#### Request
For this exercise, repeat all of the material verbatim apart from its images.

#### Collected data
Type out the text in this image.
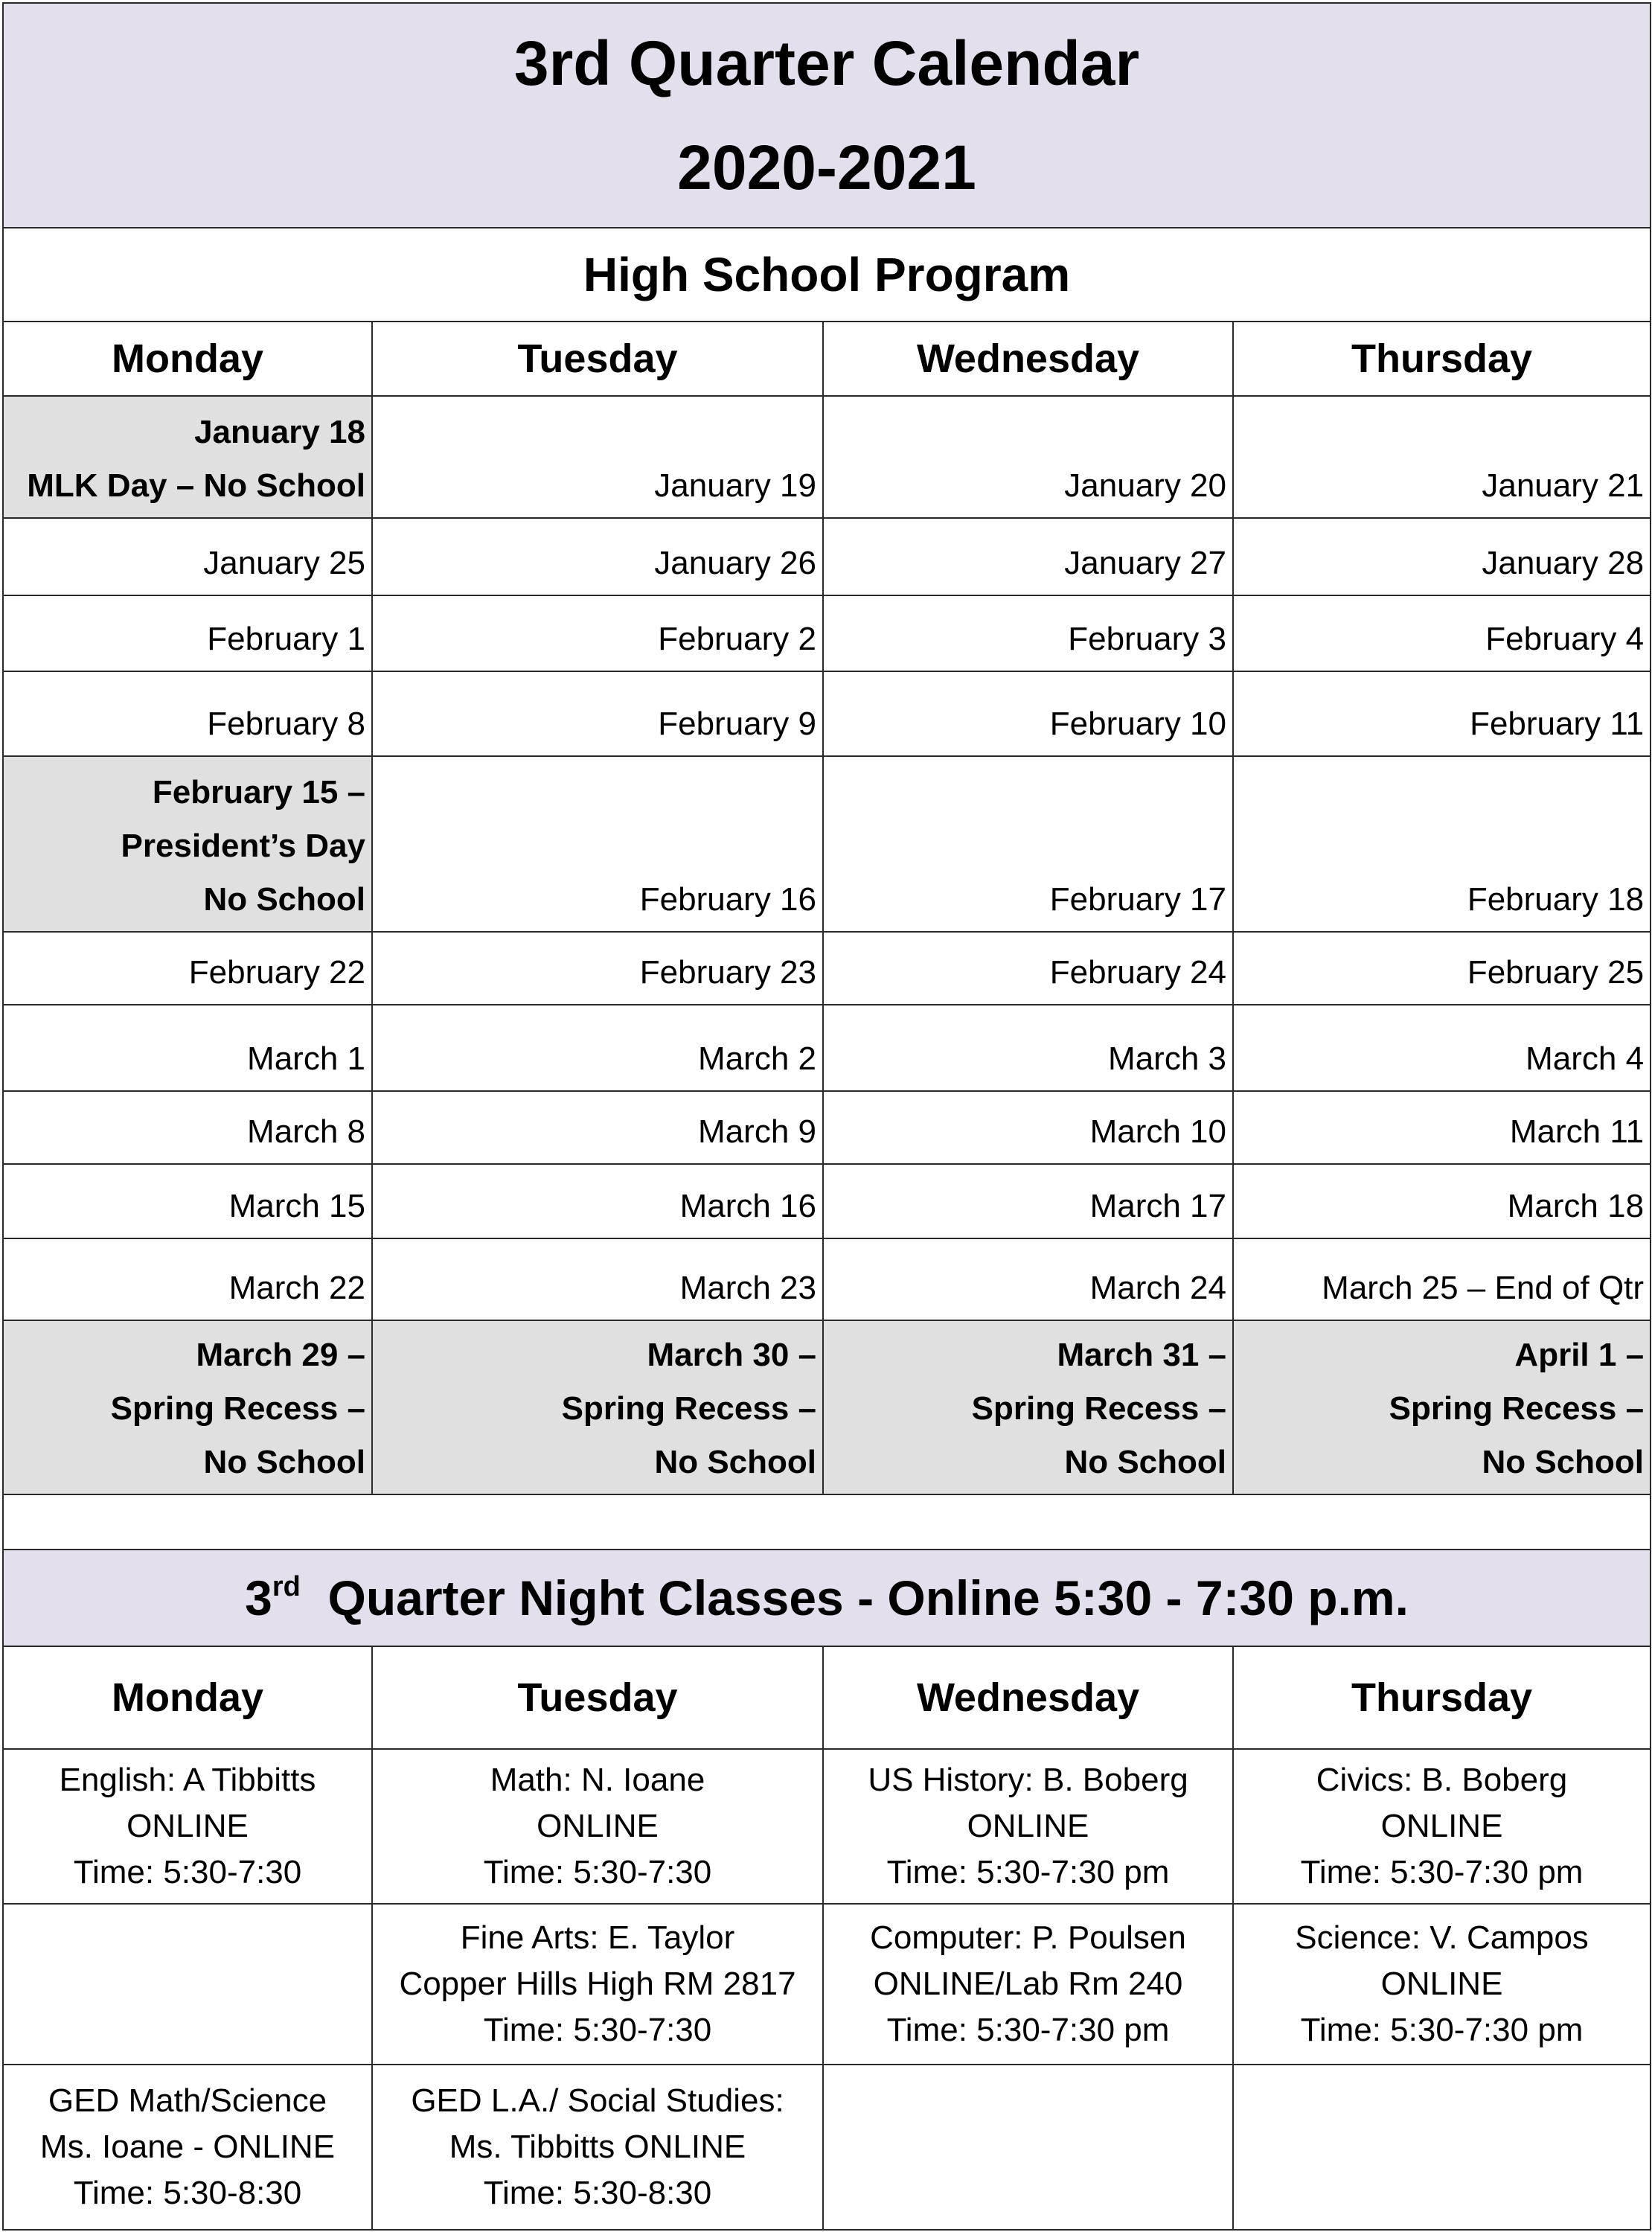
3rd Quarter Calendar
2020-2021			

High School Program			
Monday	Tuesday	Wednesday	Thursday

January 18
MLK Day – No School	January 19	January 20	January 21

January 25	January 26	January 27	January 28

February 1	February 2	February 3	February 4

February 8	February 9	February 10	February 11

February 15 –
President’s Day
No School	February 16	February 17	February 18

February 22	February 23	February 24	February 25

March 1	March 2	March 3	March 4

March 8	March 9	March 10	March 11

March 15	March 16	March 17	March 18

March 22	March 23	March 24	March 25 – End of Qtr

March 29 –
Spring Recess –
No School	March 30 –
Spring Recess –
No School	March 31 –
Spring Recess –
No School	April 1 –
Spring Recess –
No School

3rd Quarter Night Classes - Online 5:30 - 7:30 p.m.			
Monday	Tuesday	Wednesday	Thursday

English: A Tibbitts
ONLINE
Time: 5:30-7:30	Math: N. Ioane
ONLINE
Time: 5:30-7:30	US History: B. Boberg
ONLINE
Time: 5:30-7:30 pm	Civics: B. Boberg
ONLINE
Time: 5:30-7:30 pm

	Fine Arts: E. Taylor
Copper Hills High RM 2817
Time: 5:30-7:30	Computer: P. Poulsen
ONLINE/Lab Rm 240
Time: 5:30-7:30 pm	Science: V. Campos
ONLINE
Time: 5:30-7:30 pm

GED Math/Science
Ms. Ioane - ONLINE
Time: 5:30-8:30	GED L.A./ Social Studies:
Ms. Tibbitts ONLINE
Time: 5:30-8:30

#### Answer to this exercise
Type out the text in this image.
3rd Quarter Calendar
2020-2021			

High School Program			
Monday	Tuesday	Wednesday	Thursday

January 18
MLK Day – No School	January 19	January 20	January 21

January 25	January 26	January 27	January 28

February 1	February 2	February 3	February 4

February 8	February 9	February 10	February 11

February 15 –
President’s Day
No School	February 16	February 17	February 18

February 22	February 23	February 24	February 25

March 1	March 2	March 3	March 4

March 8	March 9	March 10	March 11

March 15	March 16	March 17	March 18

March 22	March 23	March 24	March 25 – End of Qtr

March 29 –
Spring Recess –
No School	March 30 –
Spring Recess –
No School	March 31 –
Spring Recess –
No School	April 1 –
Spring Recess –
No School

3rd Quarter Night Classes - Online 5:30 - 7:30 p.m.			
Monday	Tuesday	Wednesday	Thursday

English: A Tibbitts
ONLINE
Time: 5:30-7:30	Math: N. Ioane
ONLINE
Time: 5:30-7:30	US History: B. Boberg
ONLINE
Time: 5:30-7:30 pm	Civics: B. Boberg
ONLINE
Time: 5:30-7:30 pm

	Fine Arts: E. Taylor
Copper Hills High RM 2817
Time: 5:30-7:30	Computer: P. Poulsen
ONLINE/Lab Rm 240
Time: 5:30-7:30 pm	Science: V. Campos
ONLINE
Time: 5:30-7:30 pm

GED Math/Science
Ms. Ioane - ONLINE
Time: 5:30-8:30	GED L.A./ Social Studies:
Ms. Tibbitts ONLINE
Time: 5:30-8:30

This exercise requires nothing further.